Request: Look through the lines below and state how many hold the word "this". Write only the number.

Data extracted from a collection:
╔══

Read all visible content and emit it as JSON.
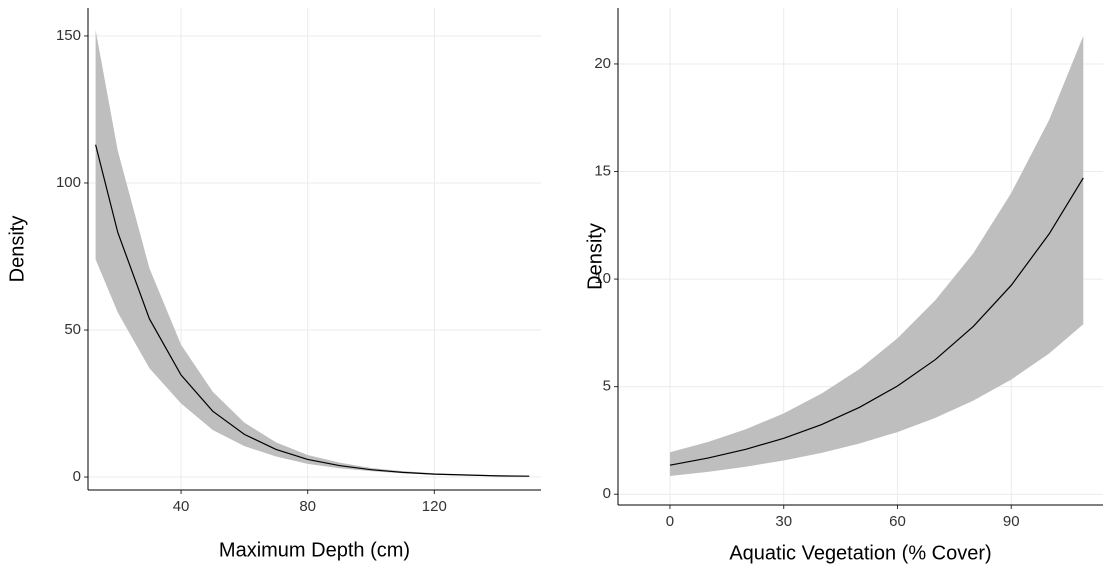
{
  "chart_data": [
    {
      "type": "line",
      "xlabel": "Maximum Depth (cm)",
      "ylabel": "Density",
      "x": [
        13,
        20,
        30,
        40,
        50,
        60,
        70,
        80,
        90,
        100,
        110,
        120,
        130,
        140,
        150
      ],
      "values": [
        113,
        83.2,
        53.8,
        34.7,
        22.4,
        14.5,
        9.4,
        6.0,
        3.9,
        2.5,
        1.6,
        1.0,
        0.7,
        0.4,
        0.3
      ],
      "lower": [
        74,
        56,
        37,
        25,
        16,
        10.5,
        7,
        4.5,
        3,
        2,
        1.3,
        0.8,
        0.5,
        0.3,
        0.2
      ],
      "upper": [
        152,
        111,
        71,
        45,
        29,
        18.5,
        11.8,
        7.5,
        4.9,
        3.1,
        2,
        1.3,
        0.9,
        0.6,
        0.4
      ],
      "color": "#000000",
      "band_color": "#bebebe",
      "xlim": [
        10.6,
        153.7
      ],
      "ylim": [
        -4.4,
        159.5
      ],
      "xticks": [
        40,
        80,
        120
      ],
      "yticks": [
        0,
        50,
        100,
        150
      ],
      "grid": true
    },
    {
      "type": "line",
      "xlabel": "Aquatic Vegetation (% Cover)",
      "ylabel": "Density",
      "x": [
        0,
        10,
        20,
        30,
        40,
        50,
        60,
        70,
        80,
        90,
        100,
        109
      ],
      "values": [
        1.35,
        1.68,
        2.09,
        2.6,
        3.24,
        4.04,
        5.03,
        6.26,
        7.8,
        9.71,
        12.1,
        14.7
      ],
      "lower": [
        0.85,
        1.04,
        1.28,
        1.57,
        1.92,
        2.36,
        2.89,
        3.55,
        4.35,
        5.33,
        6.54,
        7.9
      ],
      "upper": [
        1.95,
        2.43,
        3.02,
        3.76,
        4.68,
        5.82,
        7.25,
        9.02,
        11.2,
        14.0,
        17.4,
        21.3
      ],
      "color": "#000000",
      "band_color": "#bebebe",
      "xlim": [
        -13.7,
        114.2
      ],
      "ylim": [
        -0.5,
        22.6
      ],
      "xticks": [
        0,
        30,
        60,
        90
      ],
      "yticks": [
        0,
        5,
        10,
        15,
        20
      ],
      "grid": true
    }
  ]
}
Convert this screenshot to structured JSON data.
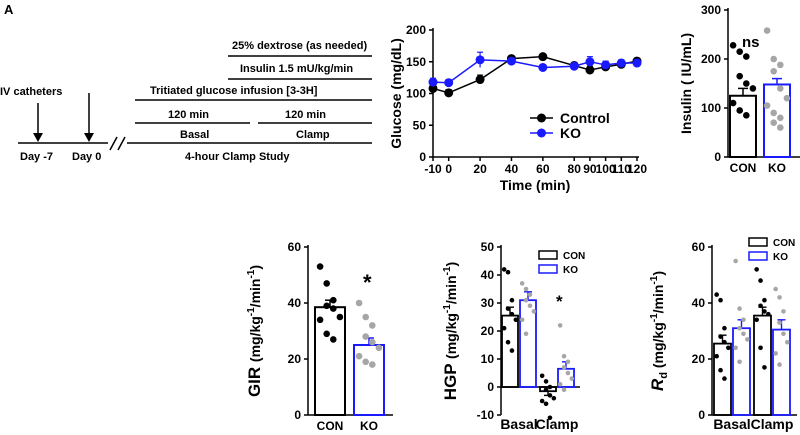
{
  "panel_label": "A",
  "schematic": {
    "dextrose_label": "25% dextrose (as needed)",
    "insulin_label": "Insulin 1.5 mU/kg/min",
    "tritiated_label": "Tritiated glucose infusion [3-3H]",
    "basal_duration": "120 min",
    "clamp_duration": "120 min",
    "basal_label": "Basal",
    "clamp_label": "Clamp",
    "catheter_label": "IV catheters",
    "day_minus7": "Day -7",
    "day_0": "Day 0",
    "study_label": "4-hour Clamp Study"
  },
  "colors": {
    "control": "#000000",
    "ko": "#1a1aff",
    "ko_dots": "#a6a6a6"
  },
  "chart_data": [
    {
      "id": "glucose",
      "type": "line",
      "ylabel": "Glucose (mg/dL)",
      "xlabel": "Time (min)",
      "xlim": [
        -10,
        120
      ],
      "ylim": [
        0,
        200
      ],
      "xticks": [
        -10,
        0,
        20,
        40,
        60,
        80,
        90,
        100,
        110,
        120
      ],
      "yticks": [
        0,
        50,
        100,
        150,
        200
      ],
      "legend": "bottom-right",
      "x": [
        -10,
        0,
        20,
        40,
        60,
        80,
        90,
        100,
        110,
        120
      ],
      "series": [
        {
          "name": "Control",
          "values": [
            108,
            101,
            122,
            155,
            158,
            144,
            137,
            142,
            146,
            151
          ],
          "err": [
            8,
            5,
            7,
            3,
            3,
            5,
            6,
            5,
            4,
            4
          ]
        },
        {
          "name": "KO",
          "values": [
            118,
            117,
            153,
            151,
            141,
            143,
            150,
            145,
            148,
            148
          ],
          "err": [
            6,
            5,
            12,
            4,
            3,
            5,
            8,
            6,
            5,
            5
          ]
        }
      ]
    },
    {
      "id": "insulin",
      "type": "bar",
      "ylabel": "Insulin (  IU/mL)",
      "ylim": [
        0,
        300
      ],
      "yticks": [
        0,
        100,
        200,
        300
      ],
      "categories": [
        "CON",
        "KO"
      ],
      "values": [
        125,
        148
      ],
      "err": [
        15,
        12
      ],
      "annotation": "ns",
      "points": [
        [
          228,
          215,
          205,
          165,
          150,
          140,
          110,
          95,
          85
        ],
        [
          258,
          200,
          188,
          175,
          140,
          120,
          105,
          90,
          80,
          70,
          60
        ]
      ]
    },
    {
      "id": "gir",
      "type": "bar",
      "ylabel": "GIR (mg/kg-1/min-1)",
      "ylabel_main": "GIR ",
      "ylabel_unit": "(mg/kg",
      "ylabel_sup1": "-1",
      "ylabel_mid": "/min",
      "ylabel_sup2": "-1",
      "ylabel_end": ")",
      "ylim": [
        0,
        60
      ],
      "yticks": [
        0,
        20,
        40,
        60
      ],
      "categories": [
        "CON",
        "KO"
      ],
      "values": [
        38.5,
        25
      ],
      "err": [
        2.5,
        2.5
      ],
      "annotation": "*",
      "points": [
        [
          53,
          47,
          41,
          39,
          38,
          35,
          34,
          29,
          27
        ],
        [
          40,
          35,
          32,
          28,
          26,
          24,
          21,
          19,
          18
        ]
      ]
    },
    {
      "id": "hgp",
      "type": "bar",
      "ylabel": "HGP (mg/kg-1/min-1)",
      "ylabel_main": "HGP ",
      "ylabel_unit": "(mg/kg",
      "ylabel_sup1": "-1",
      "ylabel_mid": "/min",
      "ylabel_sup2": "-1",
      "ylabel_end": ")",
      "ylim": [
        -10,
        50
      ],
      "yticks": [
        -10,
        0,
        10,
        20,
        30,
        40,
        50
      ],
      "categories": [
        "Basal",
        "Clamp"
      ],
      "legend": [
        "CON",
        "KO"
      ],
      "series": [
        {
          "name": "CON",
          "values": [
            25.5,
            -1.5
          ],
          "err": [
            3,
            1.5
          ],
          "points": [
            [
              42,
              41,
              31,
              28,
              26,
              24,
              21,
              16,
              13
            ],
            [
              4,
              2,
              0,
              -1,
              -3,
              -4,
              -5,
              -6,
              -11
            ]
          ]
        },
        {
          "name": "KO",
          "values": [
            31,
            6.5
          ],
          "err": [
            3,
            2.5
          ],
          "points": [
            [
              37,
              35,
              33,
              31,
              29,
              27,
              24,
              19
            ],
            [
              22,
              11,
              9,
              7,
              5,
              3,
              1,
              -1
            ]
          ]
        }
      ],
      "annotation": "*"
    },
    {
      "id": "rd",
      "type": "bar",
      "ylabel": "Rd (mg/kg-1/min-1)",
      "ylabel_main": "R",
      "ylabel_sub": "d",
      "ylabel_unit": " (mg/kg",
      "ylabel_sup1": "-1",
      "ylabel_mid": "/min",
      "ylabel_sup2": "-1",
      "ylabel_end": ")",
      "ylim": [
        0,
        60
      ],
      "yticks": [
        0,
        20,
        40,
        60
      ],
      "categories": [
        "Basal",
        "Clamp"
      ],
      "legend": [
        "CON",
        "KO"
      ],
      "series": [
        {
          "name": "CON",
          "values": [
            25.5,
            35.5
          ],
          "err": [
            3,
            3
          ],
          "points": [
            [
              43,
              41,
              31,
              28,
              26,
              24,
              21,
              16,
              13
            ],
            [
              52,
              48,
              41,
              39,
              37,
              36,
              34,
              24,
              17
            ]
          ]
        },
        {
          "name": "KO",
          "values": [
            31,
            30.5
          ],
          "err": [
            3,
            3.5
          ],
          "points": [
            [
              55,
              38,
              34,
              31,
              29,
              27,
              24,
              19
            ],
            [
              45,
              42,
              37,
              33,
              29,
              26,
              22,
              18
            ]
          ]
        }
      ]
    }
  ]
}
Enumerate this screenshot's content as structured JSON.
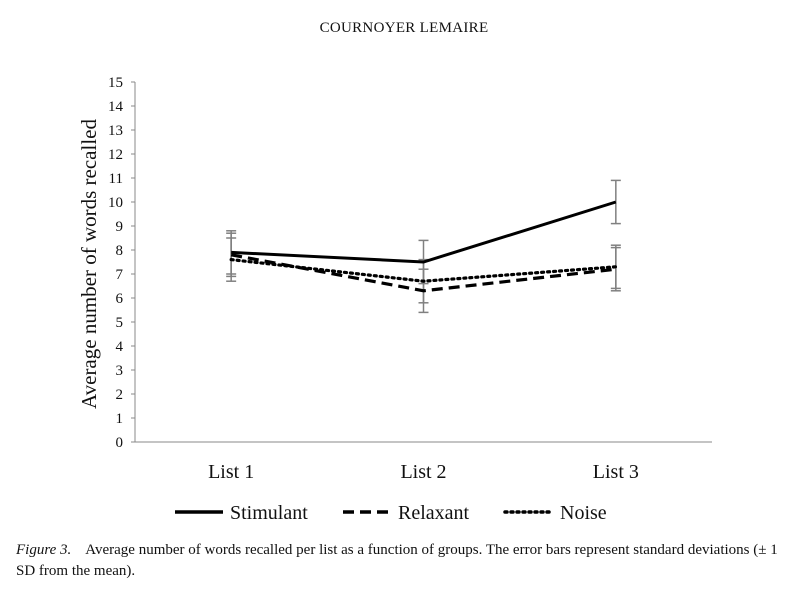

╚══

Result below: 2